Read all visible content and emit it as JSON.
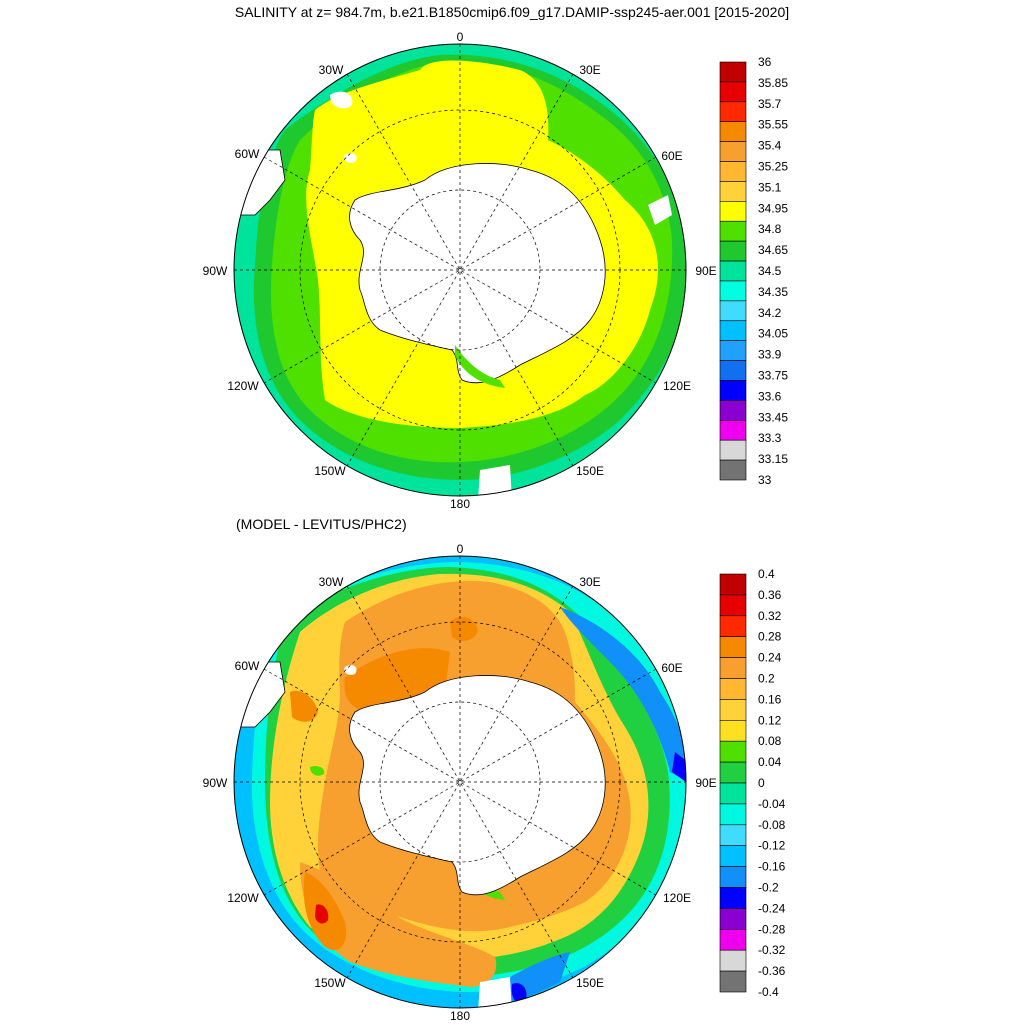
{
  "title": "SALINITY at z= 984.7m, b.e21.B1850cmip6.f09_g17.DAMIP-ssp245-aer.001 [2015-2020]",
  "diff_title": "(MODEL - LEVITUS/PHC2)",
  "lon_labels": {
    "deg0": "0",
    "e30": "30E",
    "e60": "60E",
    "e90": "90E",
    "e120": "120E",
    "e150": "150E",
    "deg180": "180",
    "w150": "150W",
    "w120": "120W",
    "w90": "90W",
    "w60": "60W",
    "w30": "30W"
  },
  "colorbar_top": {
    "labels": [
      "36",
      "35.85",
      "35.7",
      "35.55",
      "35.4",
      "35.25",
      "35.1",
      "34.95",
      "34.8",
      "34.65",
      "34.5",
      "34.35",
      "34.2",
      "34.05",
      "33.9",
      "33.75",
      "33.6",
      "33.45",
      "33.3",
      "33.15",
      "33"
    ],
    "colors": [
      "#c00000",
      "#e60000",
      "#ff2a00",
      "#f58a00",
      "#f7a030",
      "#ffb830",
      "#ffd23a",
      "#ffff00",
      "#50e000",
      "#20c830",
      "#00e39a",
      "#00ffe0",
      "#40dcff",
      "#00c0ff",
      "#20a0ff",
      "#1070f0",
      "#0000ff",
      "#8a00d0",
      "#ee00ee",
      "#d8d8d8",
      "#737373"
    ]
  },
  "colorbar_bottom": {
    "labels": [
      "0.4",
      "0.36",
      "0.32",
      "0.28",
      "0.24",
      "0.2",
      "0.16",
      "0.12",
      "0.08",
      "0.04",
      "0",
      "-0.04",
      "-0.08",
      "-0.12",
      "-0.16",
      "-0.2",
      "-0.24",
      "-0.28",
      "-0.32",
      "-0.36",
      "-0.4"
    ],
    "colors": [
      "#c00000",
      "#e60000",
      "#ff2a00",
      "#f58a00",
      "#f7a030",
      "#ffb830",
      "#ffd23a",
      "#ffe020",
      "#50e000",
      "#20d040",
      "#00e39a",
      "#00f8e0",
      "#40dcff",
      "#00c0ff",
      "#1090f8",
      "#0000ff",
      "#8a00d0",
      "#ee00ee",
      "#d8d8d8",
      "#737373"
    ]
  },
  "colors": {
    "land": "#ffffff",
    "top_yellow": "#ffff00",
    "top_green": "#50e000",
    "top_lightgreen": "#20c830",
    "top_aqua": "#00e39a",
    "top_cyan": "#00ffe0",
    "diff_gold": "#ffd23a",
    "diff_orange": "#f7a030",
    "diff_darkorange": "#f58a00",
    "diff_red": "#e60000",
    "diff_blue": "#1090f8"
  }
}
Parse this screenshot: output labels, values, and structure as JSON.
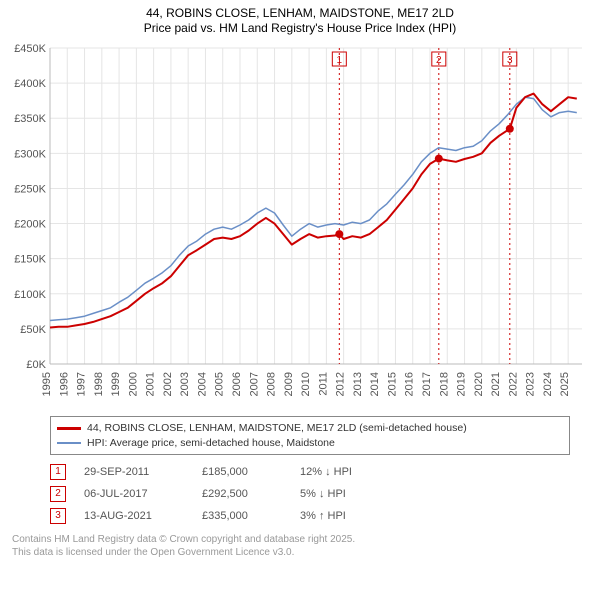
{
  "title": {
    "line1": "44, ROBINS CLOSE, LENHAM, MAIDSTONE, ME17 2LD",
    "line2": "Price paid vs. HM Land Registry's House Price Index (HPI)"
  },
  "chart": {
    "type": "line",
    "background_color": "#ffffff",
    "grid_color": "#e5e5e5",
    "axis_fontsize": 11,
    "xlim": [
      1995,
      2025.8
    ],
    "ylim": [
      0,
      450
    ],
    "ytick_step": 50,
    "y_prefix": "£",
    "y_suffix": "K",
    "x_ticks": [
      1995,
      1996,
      1997,
      1998,
      1999,
      2000,
      2001,
      2002,
      2003,
      2004,
      2005,
      2006,
      2007,
      2008,
      2009,
      2010,
      2011,
      2012,
      2013,
      2014,
      2015,
      2016,
      2017,
      2018,
      2019,
      2020,
      2021,
      2022,
      2023,
      2024,
      2025
    ],
    "series": [
      {
        "name": "price_paid",
        "color": "#cc0000",
        "width": 2,
        "legend": "44, ROBINS CLOSE, LENHAM, MAIDSTONE, ME17 2LD (semi-detached house)",
        "points": [
          [
            1995,
            52
          ],
          [
            1995.5,
            53
          ],
          [
            1996,
            53
          ],
          [
            1996.5,
            55
          ],
          [
            1997,
            57
          ],
          [
            1997.5,
            60
          ],
          [
            1998,
            64
          ],
          [
            1998.5,
            68
          ],
          [
            1999,
            74
          ],
          [
            1999.5,
            80
          ],
          [
            2000,
            90
          ],
          [
            2000.5,
            100
          ],
          [
            2001,
            108
          ],
          [
            2001.5,
            115
          ],
          [
            2002,
            125
          ],
          [
            2002.5,
            140
          ],
          [
            2003,
            155
          ],
          [
            2003.5,
            162
          ],
          [
            2004,
            170
          ],
          [
            2004.5,
            178
          ],
          [
            2005,
            180
          ],
          [
            2005.5,
            178
          ],
          [
            2006,
            182
          ],
          [
            2006.5,
            190
          ],
          [
            2007,
            200
          ],
          [
            2007.5,
            208
          ],
          [
            2008,
            200
          ],
          [
            2008.5,
            185
          ],
          [
            2009,
            170
          ],
          [
            2009.5,
            178
          ],
          [
            2010,
            185
          ],
          [
            2010.5,
            180
          ],
          [
            2011,
            182
          ],
          [
            2011.5,
            183
          ],
          [
            2011.75,
            185
          ],
          [
            2012,
            178
          ],
          [
            2012.5,
            182
          ],
          [
            2013,
            180
          ],
          [
            2013.5,
            185
          ],
          [
            2014,
            195
          ],
          [
            2014.5,
            205
          ],
          [
            2015,
            220
          ],
          [
            2015.5,
            235
          ],
          [
            2016,
            250
          ],
          [
            2016.5,
            270
          ],
          [
            2017,
            285
          ],
          [
            2017.51,
            292.5
          ],
          [
            2018,
            290
          ],
          [
            2018.5,
            288
          ],
          [
            2019,
            292
          ],
          [
            2019.5,
            295
          ],
          [
            2020,
            300
          ],
          [
            2020.5,
            315
          ],
          [
            2021,
            325
          ],
          [
            2021.62,
            335
          ],
          [
            2022,
            365
          ],
          [
            2022.5,
            380
          ],
          [
            2023,
            385
          ],
          [
            2023.5,
            370
          ],
          [
            2024,
            360
          ],
          [
            2024.5,
            370
          ],
          [
            2025,
            380
          ],
          [
            2025.5,
            378
          ]
        ]
      },
      {
        "name": "hpi",
        "color": "#6a8fc7",
        "width": 1.5,
        "legend": "HPI: Average price, semi-detached house, Maidstone",
        "points": [
          [
            1995,
            62
          ],
          [
            1995.5,
            63
          ],
          [
            1996,
            64
          ],
          [
            1996.5,
            66
          ],
          [
            1997,
            68
          ],
          [
            1997.5,
            72
          ],
          [
            1998,
            76
          ],
          [
            1998.5,
            80
          ],
          [
            1999,
            88
          ],
          [
            1999.5,
            95
          ],
          [
            2000,
            105
          ],
          [
            2000.5,
            115
          ],
          [
            2001,
            122
          ],
          [
            2001.5,
            130
          ],
          [
            2002,
            140
          ],
          [
            2002.5,
            155
          ],
          [
            2003,
            168
          ],
          [
            2003.5,
            175
          ],
          [
            2004,
            185
          ],
          [
            2004.5,
            192
          ],
          [
            2005,
            195
          ],
          [
            2005.5,
            192
          ],
          [
            2006,
            198
          ],
          [
            2006.5,
            205
          ],
          [
            2007,
            215
          ],
          [
            2007.5,
            222
          ],
          [
            2008,
            215
          ],
          [
            2008.5,
            198
          ],
          [
            2009,
            182
          ],
          [
            2009.5,
            192
          ],
          [
            2010,
            200
          ],
          [
            2010.5,
            195
          ],
          [
            2011,
            198
          ],
          [
            2011.5,
            200
          ],
          [
            2012,
            198
          ],
          [
            2012.5,
            202
          ],
          [
            2013,
            200
          ],
          [
            2013.5,
            205
          ],
          [
            2014,
            218
          ],
          [
            2014.5,
            228
          ],
          [
            2015,
            242
          ],
          [
            2015.5,
            255
          ],
          [
            2016,
            270
          ],
          [
            2016.5,
            288
          ],
          [
            2017,
            300
          ],
          [
            2017.5,
            308
          ],
          [
            2018,
            306
          ],
          [
            2018.5,
            304
          ],
          [
            2019,
            308
          ],
          [
            2019.5,
            310
          ],
          [
            2020,
            318
          ],
          [
            2020.5,
            332
          ],
          [
            2021,
            342
          ],
          [
            2021.5,
            355
          ],
          [
            2022,
            370
          ],
          [
            2022.5,
            380
          ],
          [
            2023,
            378
          ],
          [
            2023.5,
            362
          ],
          [
            2024,
            352
          ],
          [
            2024.5,
            358
          ],
          [
            2025,
            360
          ],
          [
            2025.5,
            358
          ]
        ]
      }
    ],
    "sale_markers": [
      {
        "id": "1",
        "x": 2011.75,
        "y": 185,
        "box_color": "#cc0000",
        "vline_color": "#cc0000"
      },
      {
        "id": "2",
        "x": 2017.51,
        "y": 292.5,
        "box_color": "#cc0000",
        "vline_color": "#cc0000"
      },
      {
        "id": "3",
        "x": 2021.62,
        "y": 335,
        "box_color": "#cc0000",
        "vline_color": "#cc0000"
      }
    ],
    "marker_dot_color": "#cc0000",
    "marker_dot_radius": 4
  },
  "sales_table": {
    "rows": [
      {
        "marker": "1",
        "date": "29-SEP-2011",
        "price": "£185,000",
        "pct": "12% ↓ HPI"
      },
      {
        "marker": "2",
        "date": "06-JUL-2017",
        "price": "£292,500",
        "pct": "5% ↓ HPI"
      },
      {
        "marker": "3",
        "date": "13-AUG-2021",
        "price": "£335,000",
        "pct": "3% ↑ HPI"
      }
    ]
  },
  "footer": {
    "line1": "Contains HM Land Registry data © Crown copyright and database right 2025.",
    "line2": "This data is licensed under the Open Government Licence v3.0."
  }
}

● **Exercise details**
Select all lines with the word "ffffff" from the entries above.

● **Response for this exercise**
    "land": "#ffffff",
    "background_color": "#ffffff",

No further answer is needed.